### Items
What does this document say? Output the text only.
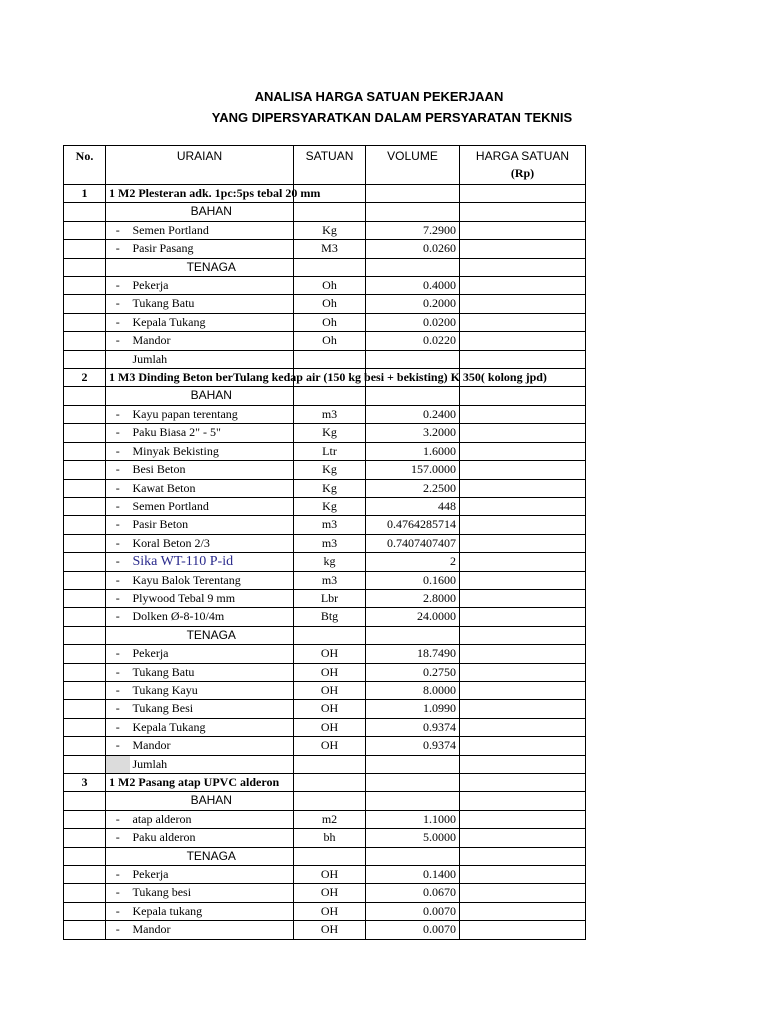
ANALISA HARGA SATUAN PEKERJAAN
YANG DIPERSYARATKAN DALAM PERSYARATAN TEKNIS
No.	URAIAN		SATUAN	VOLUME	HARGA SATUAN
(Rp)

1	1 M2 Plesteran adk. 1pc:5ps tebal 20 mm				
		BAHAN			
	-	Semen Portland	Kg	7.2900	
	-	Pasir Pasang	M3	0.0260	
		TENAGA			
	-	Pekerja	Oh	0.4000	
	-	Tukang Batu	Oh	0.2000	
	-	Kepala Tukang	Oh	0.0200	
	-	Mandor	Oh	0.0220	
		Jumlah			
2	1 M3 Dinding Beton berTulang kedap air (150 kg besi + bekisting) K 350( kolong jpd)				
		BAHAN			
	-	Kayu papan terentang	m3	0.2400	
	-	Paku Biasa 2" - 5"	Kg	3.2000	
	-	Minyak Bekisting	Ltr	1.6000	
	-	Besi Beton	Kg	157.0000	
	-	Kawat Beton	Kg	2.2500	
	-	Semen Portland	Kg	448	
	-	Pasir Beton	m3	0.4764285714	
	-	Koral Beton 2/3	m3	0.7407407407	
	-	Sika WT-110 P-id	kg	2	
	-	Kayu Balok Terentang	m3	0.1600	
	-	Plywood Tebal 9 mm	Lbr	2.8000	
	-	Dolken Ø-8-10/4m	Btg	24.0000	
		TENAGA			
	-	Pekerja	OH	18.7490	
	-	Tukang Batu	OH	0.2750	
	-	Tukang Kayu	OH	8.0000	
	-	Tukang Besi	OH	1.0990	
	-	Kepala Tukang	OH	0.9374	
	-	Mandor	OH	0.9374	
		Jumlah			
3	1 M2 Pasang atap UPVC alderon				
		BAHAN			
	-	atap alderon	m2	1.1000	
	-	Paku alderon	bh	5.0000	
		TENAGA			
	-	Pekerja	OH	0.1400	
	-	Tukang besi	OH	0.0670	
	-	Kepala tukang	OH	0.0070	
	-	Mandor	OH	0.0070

...

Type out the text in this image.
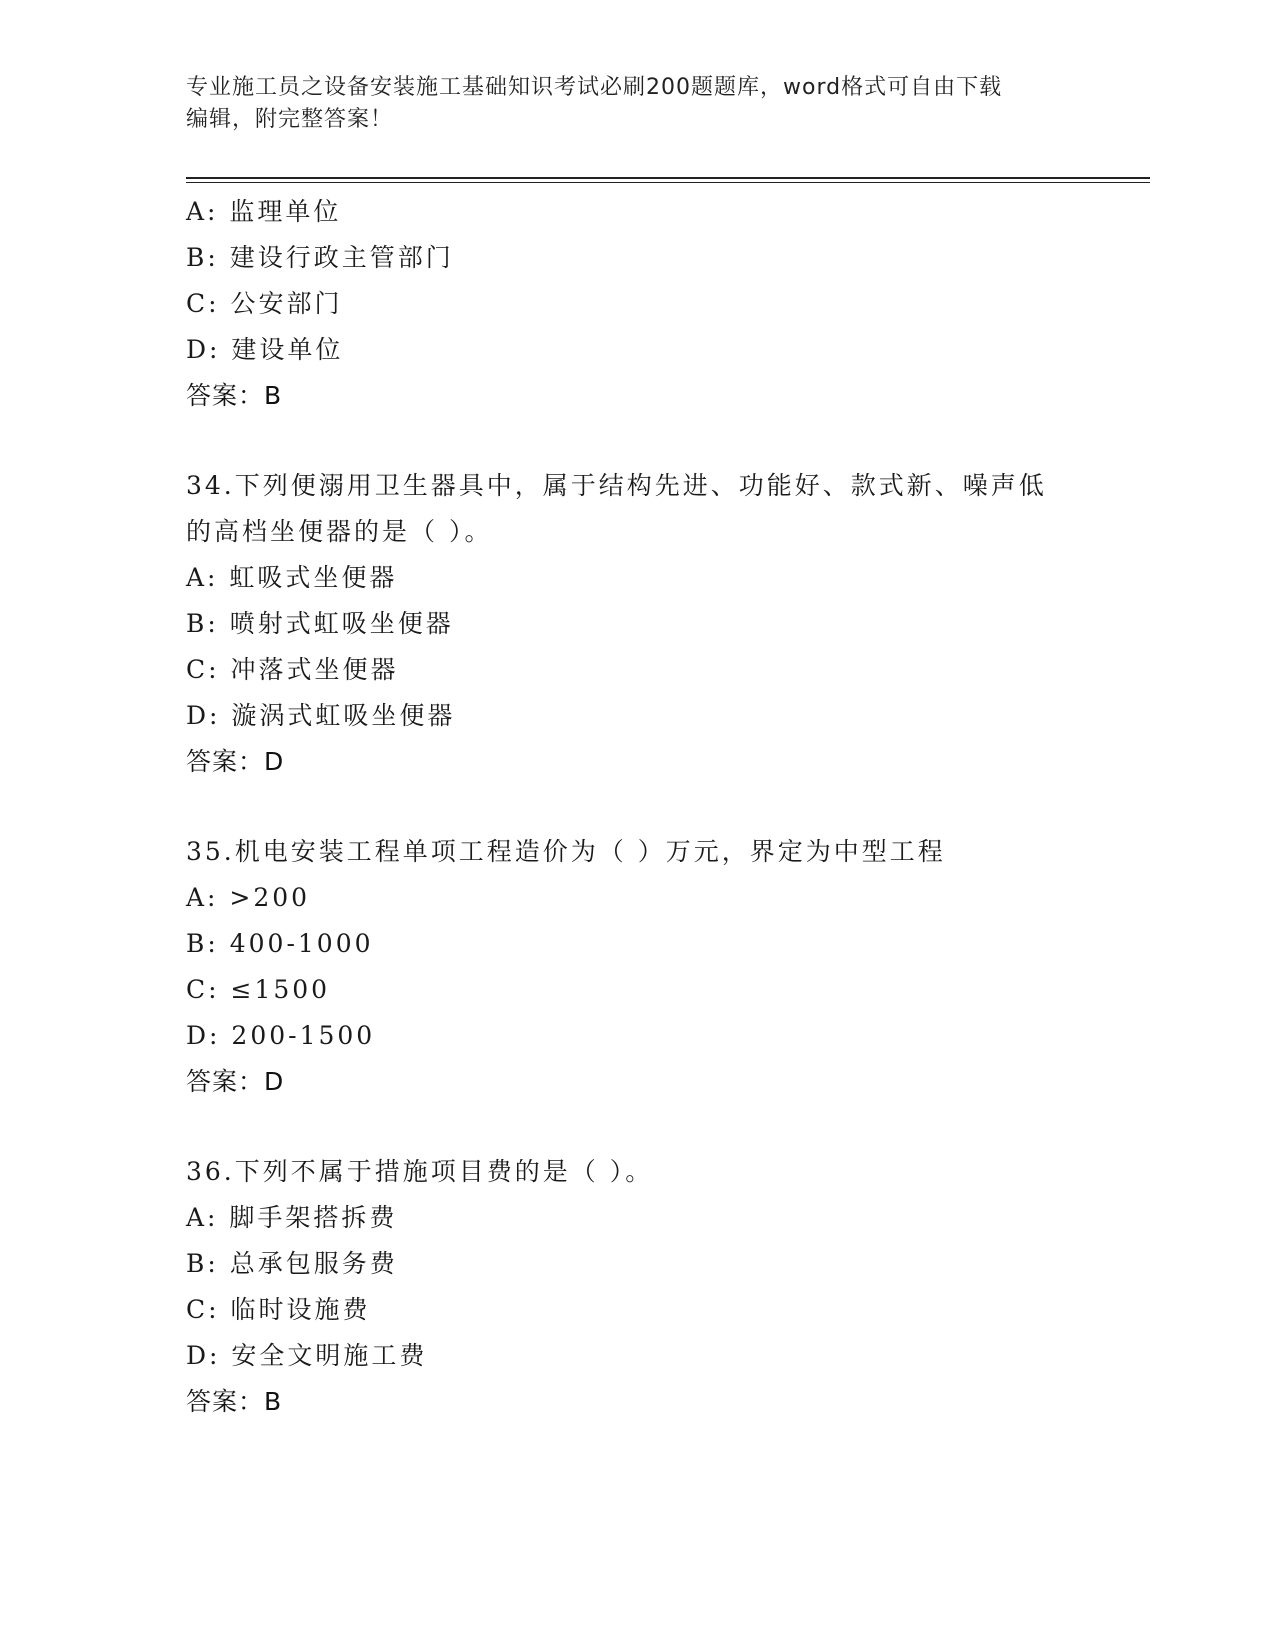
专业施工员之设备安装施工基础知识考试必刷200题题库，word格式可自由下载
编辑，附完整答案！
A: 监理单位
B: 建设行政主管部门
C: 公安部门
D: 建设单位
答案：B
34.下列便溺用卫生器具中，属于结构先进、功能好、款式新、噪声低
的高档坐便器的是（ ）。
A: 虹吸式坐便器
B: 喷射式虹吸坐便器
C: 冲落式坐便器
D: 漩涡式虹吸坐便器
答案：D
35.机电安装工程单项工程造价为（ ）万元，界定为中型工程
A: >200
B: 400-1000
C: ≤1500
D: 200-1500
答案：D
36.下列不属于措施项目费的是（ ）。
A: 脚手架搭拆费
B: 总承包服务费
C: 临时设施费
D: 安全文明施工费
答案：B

### Written request
Every line of the listing that holds "SATUAN" should be found and copied.

### In response
ANALISA HARGA SATUAN PEKERJAAN
No.	URAIAN		SATUAN	VOLUME	HARGA SATUAN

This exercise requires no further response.